● WRITTEN TASK
Please print every record below exactly as it appears.

(Chart and figure data)

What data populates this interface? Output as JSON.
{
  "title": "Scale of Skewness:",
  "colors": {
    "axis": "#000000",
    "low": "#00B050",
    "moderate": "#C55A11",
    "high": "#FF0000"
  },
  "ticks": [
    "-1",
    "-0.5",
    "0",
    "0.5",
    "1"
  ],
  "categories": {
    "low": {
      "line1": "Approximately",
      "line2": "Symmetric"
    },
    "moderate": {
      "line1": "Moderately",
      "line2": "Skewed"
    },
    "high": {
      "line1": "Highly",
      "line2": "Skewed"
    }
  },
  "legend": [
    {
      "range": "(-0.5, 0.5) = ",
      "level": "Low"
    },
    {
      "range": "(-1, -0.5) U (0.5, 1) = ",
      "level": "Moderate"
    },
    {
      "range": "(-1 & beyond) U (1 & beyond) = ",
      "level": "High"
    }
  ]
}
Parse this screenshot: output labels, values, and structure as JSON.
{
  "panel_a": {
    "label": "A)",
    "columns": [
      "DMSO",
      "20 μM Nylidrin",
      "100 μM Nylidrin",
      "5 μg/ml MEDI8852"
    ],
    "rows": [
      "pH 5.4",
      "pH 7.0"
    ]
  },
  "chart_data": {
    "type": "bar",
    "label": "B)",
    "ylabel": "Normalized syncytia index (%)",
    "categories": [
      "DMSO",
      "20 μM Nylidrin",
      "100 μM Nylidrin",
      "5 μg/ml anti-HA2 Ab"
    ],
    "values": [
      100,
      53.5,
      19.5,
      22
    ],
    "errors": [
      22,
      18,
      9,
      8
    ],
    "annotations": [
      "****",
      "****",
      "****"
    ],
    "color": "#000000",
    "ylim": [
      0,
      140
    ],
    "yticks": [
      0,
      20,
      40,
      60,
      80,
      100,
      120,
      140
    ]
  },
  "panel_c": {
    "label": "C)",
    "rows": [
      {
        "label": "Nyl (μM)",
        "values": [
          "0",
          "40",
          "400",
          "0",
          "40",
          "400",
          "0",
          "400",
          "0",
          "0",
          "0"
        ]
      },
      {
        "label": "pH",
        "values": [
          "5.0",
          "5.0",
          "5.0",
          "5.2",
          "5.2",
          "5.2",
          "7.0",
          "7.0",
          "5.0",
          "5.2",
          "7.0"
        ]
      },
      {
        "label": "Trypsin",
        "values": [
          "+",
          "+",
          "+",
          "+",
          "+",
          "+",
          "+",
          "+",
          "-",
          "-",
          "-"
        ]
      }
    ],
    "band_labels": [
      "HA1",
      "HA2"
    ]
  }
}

● THE RESPONSE
What data populates this interface? Output as JSON.
{
  "title": "Scale of Skewness:",
  "colors": {
    "axis": "#000000",
    "low": "#00B050",
    "moderate": "#C55A11",
    "high": "#FF0000"
  },
  "ticks": [
    "-1",
    "-0.5",
    "0",
    "0.5",
    "1"
  ],
  "categories": {
    "low": {
      "line1": "Approximately",
      "line2": "Symmetric"
    },
    "moderate": {
      "line1": "Moderately",
      "line2": "Skewed"
    },
    "high": {
      "line1": "Highly",
      "line2": "Skewed"
    }
  },
  "legend": [
    {
      "range": "(-0.5, 0.5) = ",
      "level": "Low"
    },
    {
      "range": "(-1, -0.5) U (0.5, 1) = ",
      "level": "Moderate"
    },
    {
      "range": "(-1 & beyond) U (1 & beyond) = ",
      "level": "High"
    }
  ]
}
Parse this screenshot: output labels, values, and structure as JSON.
{
  "panel_a": {
    "label": "A)",
    "columns": [
      "DMSO",
      "20 μM Nylidrin",
      "100 μM Nylidrin",
      "5 μg/ml MEDI8852"
    ],
    "rows": [
      "pH 5.4",
      "pH 7.0"
    ]
  },
  "chart_data": {
    "type": "bar",
    "label": "B)",
    "ylabel": "Normalized syncytia index (%)",
    "categories": [
      "DMSO",
      "20 μM Nylidrin",
      "100 μM Nylidrin",
      "5 μg/ml anti-HA2 Ab"
    ],
    "values": [
      100,
      53.5,
      19.5,
      22
    ],
    "errors": [
      22,
      18,
      9,
      8
    ],
    "annotations": [
      "****",
      "****",
      "****"
    ],
    "color": "#000000",
    "ylim": [
      0,
      140
    ],
    "yticks": [
      0,
      20,
      40,
      60,
      80,
      100,
      120,
      140
    ]
  },
  "panel_c": {
    "label": "C)",
    "rows": [
      {
        "label": "Nyl (μM)",
        "values": [
          "0",
          "40",
          "400",
          "0",
          "40",
          "400",
          "0",
          "400",
          "0",
          "0",
          "0"
        ]
      },
      {
        "label": "pH",
        "values": [
          "5.0",
          "5.0",
          "5.0",
          "5.2",
          "5.2",
          "5.2",
          "7.0",
          "7.0",
          "5.0",
          "5.2",
          "7.0"
        ]
      },
      {
        "label": "Trypsin",
        "values": [
          "+",
          "+",
          "+",
          "+",
          "+",
          "+",
          "+",
          "+",
          "-",
          "-",
          "-"
        ]
      }
    ],
    "band_labels": [
      "HA1",
      "HA2"
    ]
  }
}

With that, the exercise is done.